* begin Given information *

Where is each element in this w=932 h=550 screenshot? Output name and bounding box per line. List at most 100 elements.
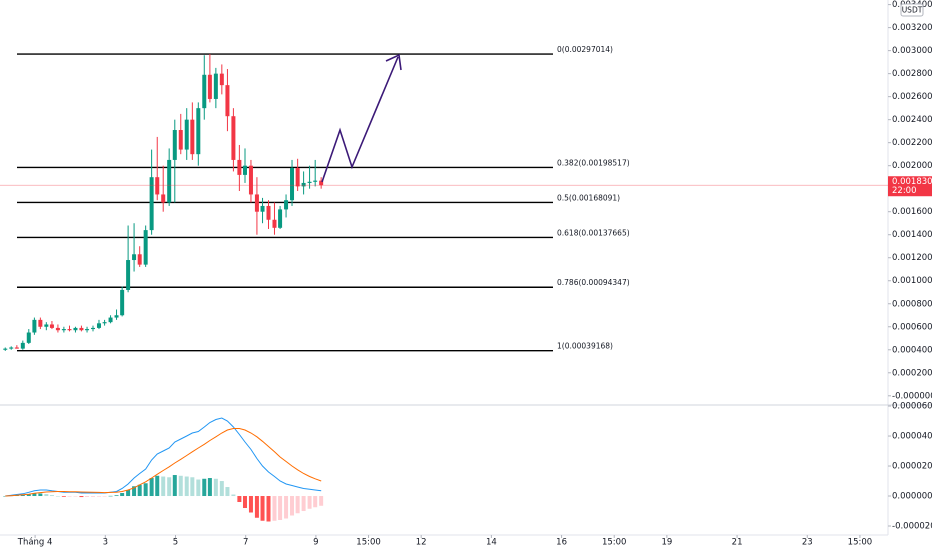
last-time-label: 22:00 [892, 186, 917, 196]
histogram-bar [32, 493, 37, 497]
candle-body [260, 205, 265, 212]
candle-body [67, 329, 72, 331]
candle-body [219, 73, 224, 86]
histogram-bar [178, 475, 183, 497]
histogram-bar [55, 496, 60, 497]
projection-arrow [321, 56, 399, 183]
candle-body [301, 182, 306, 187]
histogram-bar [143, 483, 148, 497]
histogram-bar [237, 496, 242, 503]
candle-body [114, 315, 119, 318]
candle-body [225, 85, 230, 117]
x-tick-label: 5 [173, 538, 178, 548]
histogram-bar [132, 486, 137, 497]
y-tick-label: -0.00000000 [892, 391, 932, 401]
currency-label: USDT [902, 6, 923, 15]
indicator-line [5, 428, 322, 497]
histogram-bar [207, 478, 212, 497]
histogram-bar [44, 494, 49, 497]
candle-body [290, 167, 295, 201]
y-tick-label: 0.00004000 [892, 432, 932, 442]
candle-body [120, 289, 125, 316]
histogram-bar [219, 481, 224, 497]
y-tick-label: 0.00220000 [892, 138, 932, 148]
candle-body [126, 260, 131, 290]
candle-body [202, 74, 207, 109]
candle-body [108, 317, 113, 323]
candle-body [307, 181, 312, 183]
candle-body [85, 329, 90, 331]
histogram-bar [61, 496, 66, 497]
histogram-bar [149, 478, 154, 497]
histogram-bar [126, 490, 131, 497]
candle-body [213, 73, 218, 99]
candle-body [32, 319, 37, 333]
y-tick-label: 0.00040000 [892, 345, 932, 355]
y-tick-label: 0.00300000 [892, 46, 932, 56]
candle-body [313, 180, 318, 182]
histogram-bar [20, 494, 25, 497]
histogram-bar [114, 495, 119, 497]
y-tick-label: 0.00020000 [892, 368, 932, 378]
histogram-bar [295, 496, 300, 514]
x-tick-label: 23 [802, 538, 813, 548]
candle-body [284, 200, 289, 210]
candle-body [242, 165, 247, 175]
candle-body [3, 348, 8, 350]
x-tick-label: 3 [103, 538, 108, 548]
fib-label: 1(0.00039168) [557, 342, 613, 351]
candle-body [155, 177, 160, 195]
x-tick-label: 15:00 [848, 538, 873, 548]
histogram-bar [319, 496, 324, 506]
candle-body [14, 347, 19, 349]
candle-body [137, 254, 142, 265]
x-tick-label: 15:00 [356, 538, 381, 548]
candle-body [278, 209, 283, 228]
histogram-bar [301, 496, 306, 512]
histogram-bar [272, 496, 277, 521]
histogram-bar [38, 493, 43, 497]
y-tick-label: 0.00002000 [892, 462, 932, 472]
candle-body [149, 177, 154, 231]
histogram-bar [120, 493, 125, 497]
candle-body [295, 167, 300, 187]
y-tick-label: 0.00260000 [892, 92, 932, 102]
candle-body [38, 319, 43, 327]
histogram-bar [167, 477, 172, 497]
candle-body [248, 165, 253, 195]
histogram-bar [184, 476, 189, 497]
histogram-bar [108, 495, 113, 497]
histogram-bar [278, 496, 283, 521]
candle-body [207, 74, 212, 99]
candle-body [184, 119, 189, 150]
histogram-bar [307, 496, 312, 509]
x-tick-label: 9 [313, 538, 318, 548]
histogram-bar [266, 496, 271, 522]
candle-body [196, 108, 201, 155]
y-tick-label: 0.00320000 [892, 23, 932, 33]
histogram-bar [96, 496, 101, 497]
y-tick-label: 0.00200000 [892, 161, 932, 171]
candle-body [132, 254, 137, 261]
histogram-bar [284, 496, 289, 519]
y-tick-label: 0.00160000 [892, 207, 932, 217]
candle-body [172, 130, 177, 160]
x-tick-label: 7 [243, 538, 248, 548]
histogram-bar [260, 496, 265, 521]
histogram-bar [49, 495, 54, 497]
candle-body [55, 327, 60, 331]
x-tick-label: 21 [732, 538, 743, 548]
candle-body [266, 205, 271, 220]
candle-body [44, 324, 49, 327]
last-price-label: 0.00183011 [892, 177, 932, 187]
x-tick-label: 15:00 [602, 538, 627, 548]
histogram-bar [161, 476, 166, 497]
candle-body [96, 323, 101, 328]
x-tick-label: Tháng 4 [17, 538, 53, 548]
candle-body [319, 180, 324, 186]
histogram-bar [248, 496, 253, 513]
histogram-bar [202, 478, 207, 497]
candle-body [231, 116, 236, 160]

* end Given information *

> _Stated goal_
Rewrite every line of the material above as a Markdown table with the columns "Row" and "Line". Number the rows in order, skip blank lines, and omit the pictures.

> _Problem solution_
| Row | Line |
|---|---|
| 1 | Where is each element in this w=932 h=550 screenshot? Output name and bounding box per line. List at most 100 elements. |
| 2 | last-time-label: 22:00 [892, 186, 917, 196] |
| 3 | histogram-bar [32, 493, 37, 497] |
| 4 | candle-body [260, 205, 265, 212] |
| 5 | candle-body [67, 329, 72, 331] |
| 6 | candle-body [219, 73, 224, 86] |
| 7 | histogram-bar [178, 475, 183, 497] |
| 8 | histogram-bar [55, 496, 60, 497] |
| 9 | projection-arrow [321, 56, 399, 183] |
| 10 | candle-body [301, 182, 306, 187] |
| 11 | histogram-bar [143, 483, 148, 497] |
| 12 | histogram-bar [237, 496, 242, 503] |
| 13 | candle-body [114, 315, 119, 318] |
| 14 | candle-body [225, 85, 230, 117] |
| 15 | x-tick-label: 5 [173, 538, 178, 548] |
| 16 | histogram-bar [132, 486, 137, 497] |
| 17 | y-tick-label: -0.00000000 [892, 391, 932, 401] |
| 18 | currency-label: USDT [902, 6, 923, 15] |
| 19 | indicator-line [5, 428, 322, 497] |
| 20 | histogram-bar [207, 478, 212, 497] |
| 21 | histogram-bar [44, 494, 49, 497] |
| 22 | candle-body [290, 167, 295, 201] |
| 23 | y-tick-label: 0.00004000 [892, 432, 932, 442] |
| 24 | candle-body [120, 289, 125, 316] |
| 25 | histogram-bar [219, 481, 224, 497] |
| 26 | y-tick-label: 0.00220000 [892, 138, 932, 148] |
| 27 | candle-body [126, 260, 131, 290] |
| 28 | candle-body [202, 74, 207, 109] |
| 29 | candle-body [108, 317, 113, 323] |
| 30 | candle-body [307, 181, 312, 183] |
| 31 | candle-body [85, 329, 90, 331] |
| 32 | histogram-bar [61, 496, 66, 497] |
| 33 | histogram-bar [149, 478, 154, 497] |
| 34 | histogram-bar [126, 490, 131, 497] |
| 35 | candle-body [213, 73, 218, 99] |
| 36 | candle-body [32, 319, 37, 333] |
| 37 | y-tick-label: 0.00040000 [892, 345, 932, 355] |
| 38 | y-tick-label: 0.00300000 [892, 46, 932, 56] |
| 39 | candle-body [313, 180, 318, 182] |
| 40 | histogram-bar [20, 494, 25, 497] |
| 41 | histogram-bar [114, 495, 119, 497] |
| 42 | y-tick-label: 0.00020000 [892, 368, 932, 378] |
| 43 | histogram-bar [295, 496, 300, 514] |
| 44 | x-tick-label: 23 [802, 538, 813, 548] |
| 45 | candle-body [284, 200, 289, 210] |
| 46 | candle-body [242, 165, 247, 175] |
| 47 | candle-body [3, 348, 8, 350] |
| 48 | x-tick-label: 3 [103, 538, 108, 548] |
| 49 | fib-label: 1(0.00039168) [557, 342, 613, 351] |
| 50 | candle-body [155, 177, 160, 195] |
| 51 | x-tick-label: 15:00 [848, 538, 873, 548] |
| 52 | histogram-bar [319, 496, 324, 506] |
| 53 | candle-body [14, 347, 19, 349] |
| 54 | candle-body [137, 254, 142, 265] |
| 55 | x-tick-label: 15:00 [356, 538, 381, 548] |
| 56 | candle-body [278, 209, 283, 228] |
| 57 | histogram-bar [301, 496, 306, 512] |
| 58 | histogram-bar [272, 496, 277, 521] |
| 59 | histogram-bar [38, 493, 43, 497] |
| 60 | y-tick-label: 0.00002000 [892, 462, 932, 472] |
| 61 | candle-body [149, 177, 154, 231] |
| 62 | histogram-bar [120, 493, 125, 497] |
| 63 | candle-body [295, 167, 300, 187] |
| 64 | y-tick-label: 0.00260000 [892, 92, 932, 102] |
| 65 | candle-body [38, 319, 43, 327] |
| 66 | histogram-bar [167, 477, 172, 497] |
| 67 | candle-body [248, 165, 253, 195] |
| 68 | histogram-bar [184, 476, 189, 497] |
| 69 | histogram-bar [108, 495, 113, 497] |
| 70 | histogram-bar [278, 496, 283, 521] |
| 71 | candle-body [207, 74, 212, 99] |
| 72 | candle-body [184, 119, 189, 150] |
| 73 | histogram-bar [307, 496, 312, 509] |
| 74 | x-tick-label: 9 [313, 538, 318, 548] |
| 75 | histogram-bar [266, 496, 271, 522] |
| 76 | candle-body [196, 108, 201, 155] |
| 77 | y-tick-label: 0.00320000 [892, 23, 932, 33] |
| 78 | histogram-bar [96, 496, 101, 497] |
| 79 | y-tick-label: 0.00200000 [892, 161, 932, 171] |
| 80 | candle-body [132, 254, 137, 261] |
| 81 | histogram-bar [284, 496, 289, 519] |
| 82 | y-tick-label: 0.00160000 [892, 207, 932, 217] |
| 83 | candle-body [172, 130, 177, 160] |
| 84 | x-tick-label: 7 [243, 538, 248, 548] |
| 85 | histogram-bar [260, 496, 265, 521] |
| 86 | histogram-bar [49, 495, 54, 497] |
| 87 | candle-body [55, 327, 60, 331] |
| 88 | x-tick-label: 21 [732, 538, 743, 548] |
| 89 | candle-body [266, 205, 271, 220] |
| 90 | candle-body [44, 324, 49, 327] |
| 91 | last-price-label: 0.00183011 [892, 177, 932, 187] |
| 92 | x-tick-label: 15:00 [602, 538, 627, 548] |
| 93 | histogram-bar [161, 476, 166, 497] |
| 94 | candle-body [96, 323, 101, 328] |
| 95 | x-tick-label: Tháng 4 [17, 538, 53, 548] |
| 96 | candle-body [319, 180, 324, 186] |
| 97 | histogram-bar [248, 496, 253, 513] |
| 98 | histogram-bar [202, 478, 207, 497] |
| 99 | candle-body [231, 116, 236, 160] |